### What is being asked
How many lines in the entries below include the string "años"? Answer with the number only.

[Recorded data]
## BEGIN

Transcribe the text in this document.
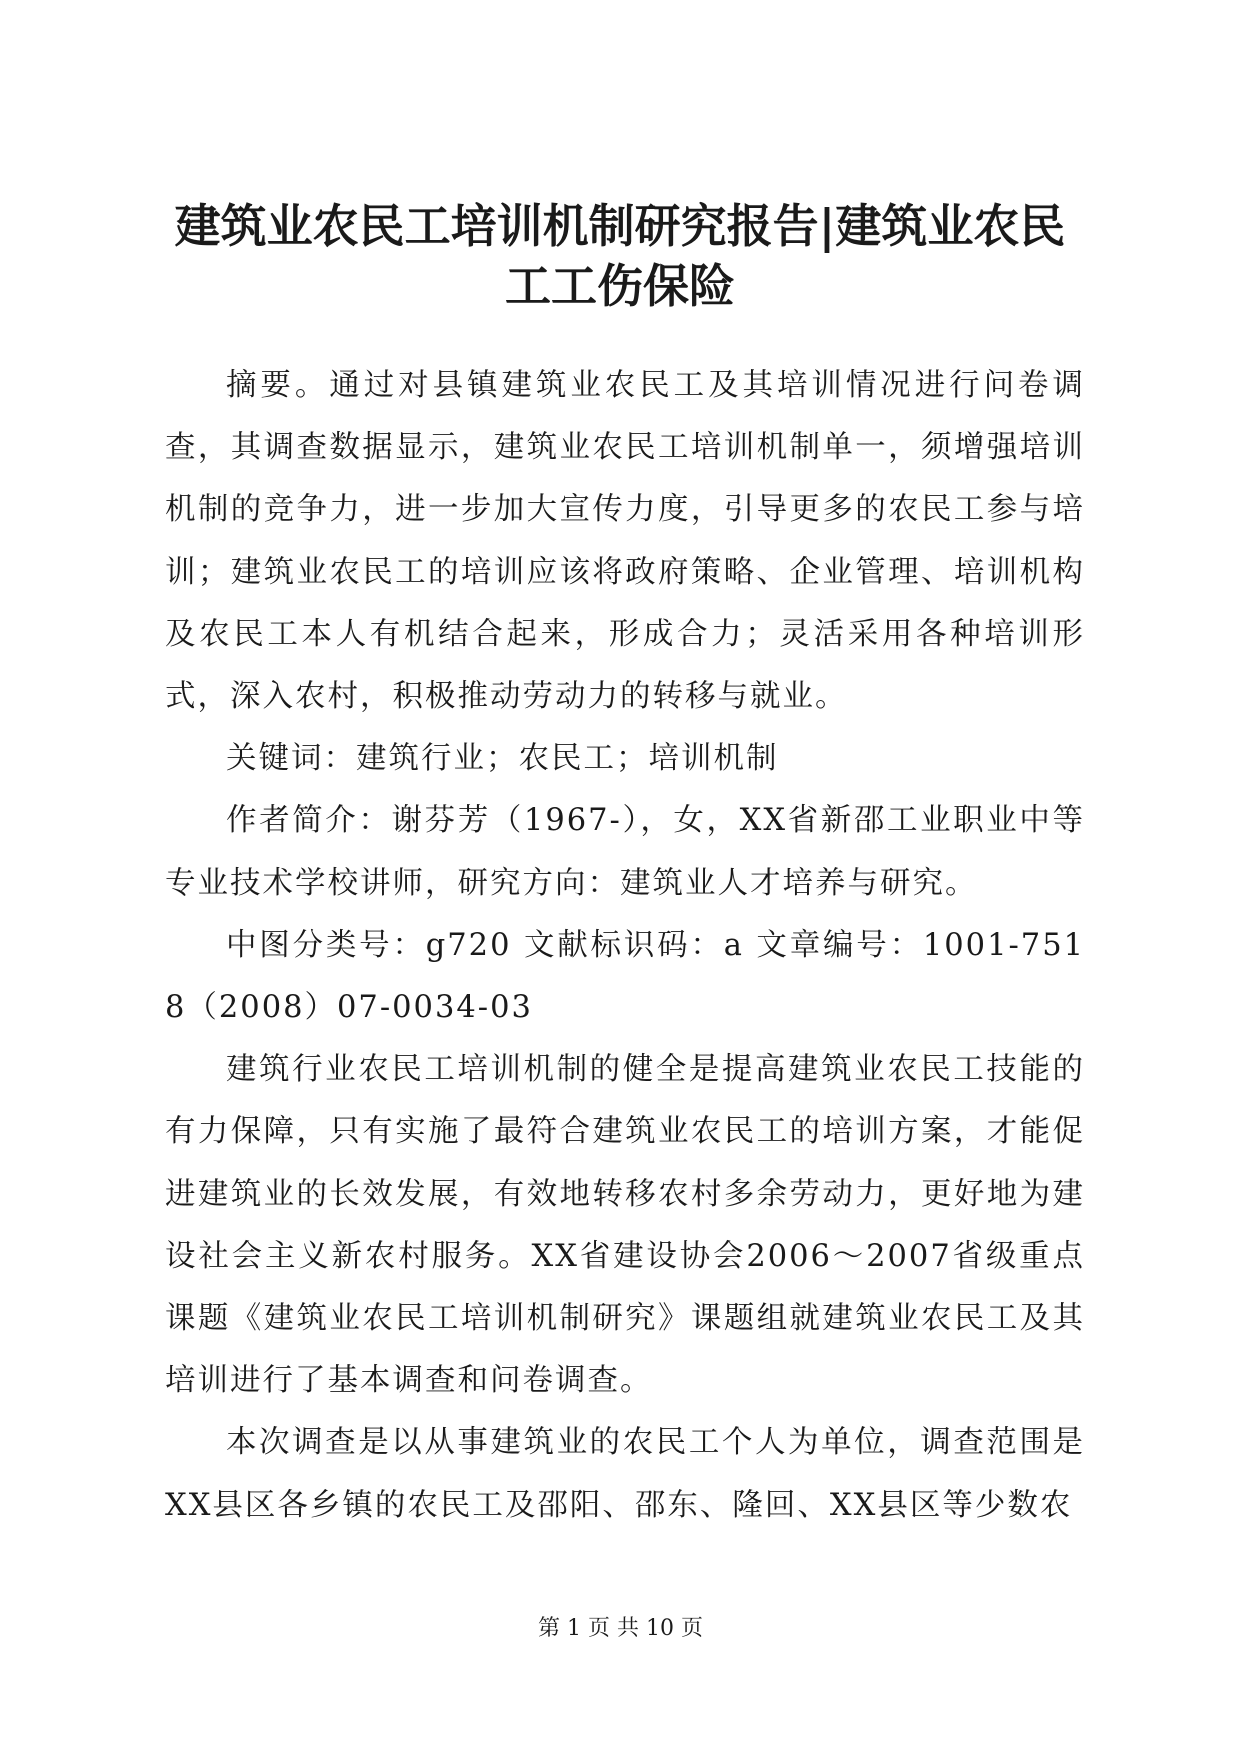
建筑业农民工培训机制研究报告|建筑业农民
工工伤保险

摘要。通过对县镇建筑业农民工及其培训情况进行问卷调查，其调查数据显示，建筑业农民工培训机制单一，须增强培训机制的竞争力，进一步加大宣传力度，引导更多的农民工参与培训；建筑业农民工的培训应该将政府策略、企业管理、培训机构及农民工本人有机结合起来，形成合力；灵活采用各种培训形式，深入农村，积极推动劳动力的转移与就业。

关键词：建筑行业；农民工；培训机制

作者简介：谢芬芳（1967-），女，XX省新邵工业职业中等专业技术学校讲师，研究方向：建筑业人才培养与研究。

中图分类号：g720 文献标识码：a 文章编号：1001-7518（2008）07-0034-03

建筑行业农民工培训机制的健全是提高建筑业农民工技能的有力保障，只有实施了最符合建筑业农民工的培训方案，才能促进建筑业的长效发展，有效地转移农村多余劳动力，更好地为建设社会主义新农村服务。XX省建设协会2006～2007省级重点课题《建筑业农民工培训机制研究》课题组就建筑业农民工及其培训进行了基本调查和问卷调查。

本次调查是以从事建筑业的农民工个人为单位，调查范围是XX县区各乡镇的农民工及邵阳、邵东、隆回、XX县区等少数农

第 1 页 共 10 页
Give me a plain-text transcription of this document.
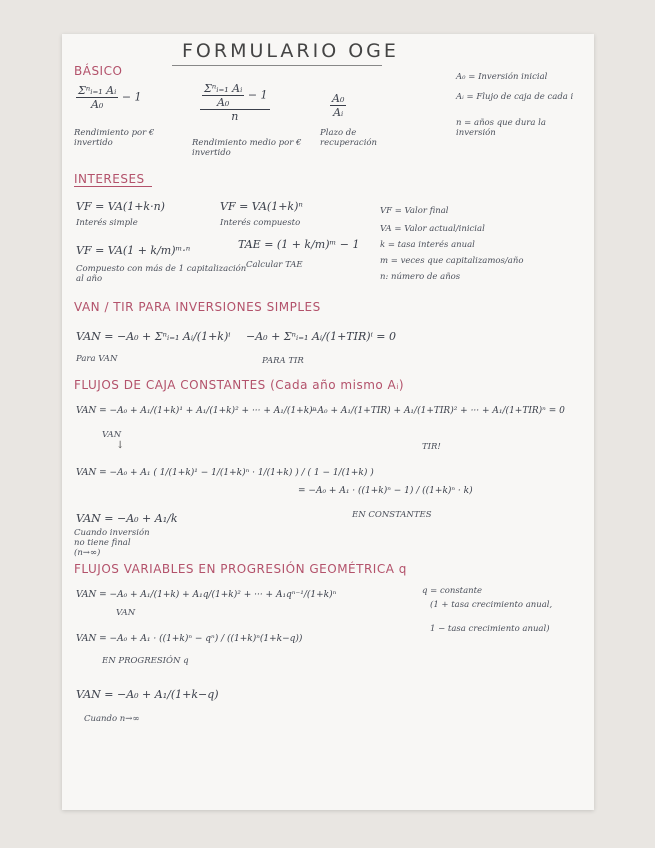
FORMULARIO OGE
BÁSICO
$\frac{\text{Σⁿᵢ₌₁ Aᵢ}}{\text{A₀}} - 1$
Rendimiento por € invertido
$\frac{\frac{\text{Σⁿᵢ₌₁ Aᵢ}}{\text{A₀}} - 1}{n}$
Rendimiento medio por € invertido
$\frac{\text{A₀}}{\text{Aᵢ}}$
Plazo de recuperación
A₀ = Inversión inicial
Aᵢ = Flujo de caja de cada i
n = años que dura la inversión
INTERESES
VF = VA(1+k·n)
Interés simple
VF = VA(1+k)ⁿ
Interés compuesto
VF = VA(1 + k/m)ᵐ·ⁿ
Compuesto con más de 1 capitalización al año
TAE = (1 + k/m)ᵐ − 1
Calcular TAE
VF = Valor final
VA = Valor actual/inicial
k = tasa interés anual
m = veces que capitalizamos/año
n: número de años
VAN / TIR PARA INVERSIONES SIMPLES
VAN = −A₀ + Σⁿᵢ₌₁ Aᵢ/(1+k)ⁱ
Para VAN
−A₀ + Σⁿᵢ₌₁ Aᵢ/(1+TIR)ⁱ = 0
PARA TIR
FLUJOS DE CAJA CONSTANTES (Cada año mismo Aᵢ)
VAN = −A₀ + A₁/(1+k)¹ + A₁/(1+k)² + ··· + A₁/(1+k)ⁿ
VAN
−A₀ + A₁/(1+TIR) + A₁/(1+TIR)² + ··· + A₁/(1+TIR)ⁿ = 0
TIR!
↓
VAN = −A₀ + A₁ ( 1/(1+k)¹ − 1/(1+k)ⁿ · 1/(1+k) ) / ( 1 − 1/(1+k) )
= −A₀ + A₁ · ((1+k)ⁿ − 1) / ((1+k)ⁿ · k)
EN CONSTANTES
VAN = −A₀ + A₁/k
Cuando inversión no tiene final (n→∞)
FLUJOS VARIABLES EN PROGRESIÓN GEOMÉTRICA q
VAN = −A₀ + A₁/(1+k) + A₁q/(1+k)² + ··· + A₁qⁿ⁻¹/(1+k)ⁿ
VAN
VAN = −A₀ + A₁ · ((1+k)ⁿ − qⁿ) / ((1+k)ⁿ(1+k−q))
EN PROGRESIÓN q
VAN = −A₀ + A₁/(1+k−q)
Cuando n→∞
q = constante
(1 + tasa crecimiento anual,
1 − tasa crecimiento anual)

## END
## BEGIN

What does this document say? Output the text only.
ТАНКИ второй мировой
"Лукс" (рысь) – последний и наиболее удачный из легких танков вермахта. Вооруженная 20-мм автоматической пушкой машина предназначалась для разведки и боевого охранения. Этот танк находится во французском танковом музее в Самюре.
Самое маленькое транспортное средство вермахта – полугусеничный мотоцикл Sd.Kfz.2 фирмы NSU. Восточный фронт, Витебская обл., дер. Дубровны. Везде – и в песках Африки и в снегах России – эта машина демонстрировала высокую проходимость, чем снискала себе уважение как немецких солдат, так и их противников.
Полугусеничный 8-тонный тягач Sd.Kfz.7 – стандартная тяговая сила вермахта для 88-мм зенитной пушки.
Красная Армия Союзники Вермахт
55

## END
## BEGIN

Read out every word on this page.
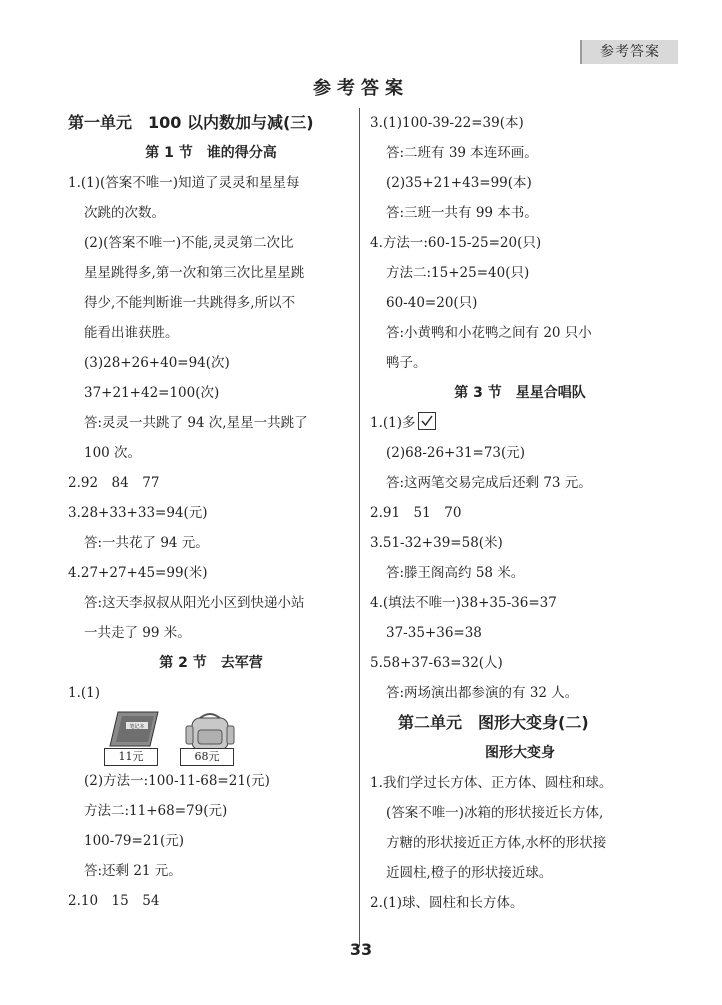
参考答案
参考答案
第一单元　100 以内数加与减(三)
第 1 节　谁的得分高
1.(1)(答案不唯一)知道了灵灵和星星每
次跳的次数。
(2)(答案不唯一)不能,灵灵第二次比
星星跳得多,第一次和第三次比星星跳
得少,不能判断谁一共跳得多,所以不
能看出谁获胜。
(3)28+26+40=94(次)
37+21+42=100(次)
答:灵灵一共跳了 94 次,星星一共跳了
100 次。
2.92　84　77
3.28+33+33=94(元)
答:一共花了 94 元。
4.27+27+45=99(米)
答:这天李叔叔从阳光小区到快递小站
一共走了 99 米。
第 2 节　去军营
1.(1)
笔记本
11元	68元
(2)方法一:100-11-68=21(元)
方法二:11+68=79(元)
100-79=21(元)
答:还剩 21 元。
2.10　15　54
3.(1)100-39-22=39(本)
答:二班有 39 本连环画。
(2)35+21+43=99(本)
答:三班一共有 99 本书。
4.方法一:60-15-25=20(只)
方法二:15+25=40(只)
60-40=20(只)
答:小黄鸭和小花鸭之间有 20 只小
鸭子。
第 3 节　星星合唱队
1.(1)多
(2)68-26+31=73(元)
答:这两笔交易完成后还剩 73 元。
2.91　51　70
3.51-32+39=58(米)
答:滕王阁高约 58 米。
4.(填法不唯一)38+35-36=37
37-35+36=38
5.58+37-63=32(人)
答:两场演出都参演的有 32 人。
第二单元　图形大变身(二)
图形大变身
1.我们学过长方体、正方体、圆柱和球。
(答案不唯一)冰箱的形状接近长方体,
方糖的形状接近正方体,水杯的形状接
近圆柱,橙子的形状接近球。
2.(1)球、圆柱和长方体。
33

## END

### Reply to the exercise
2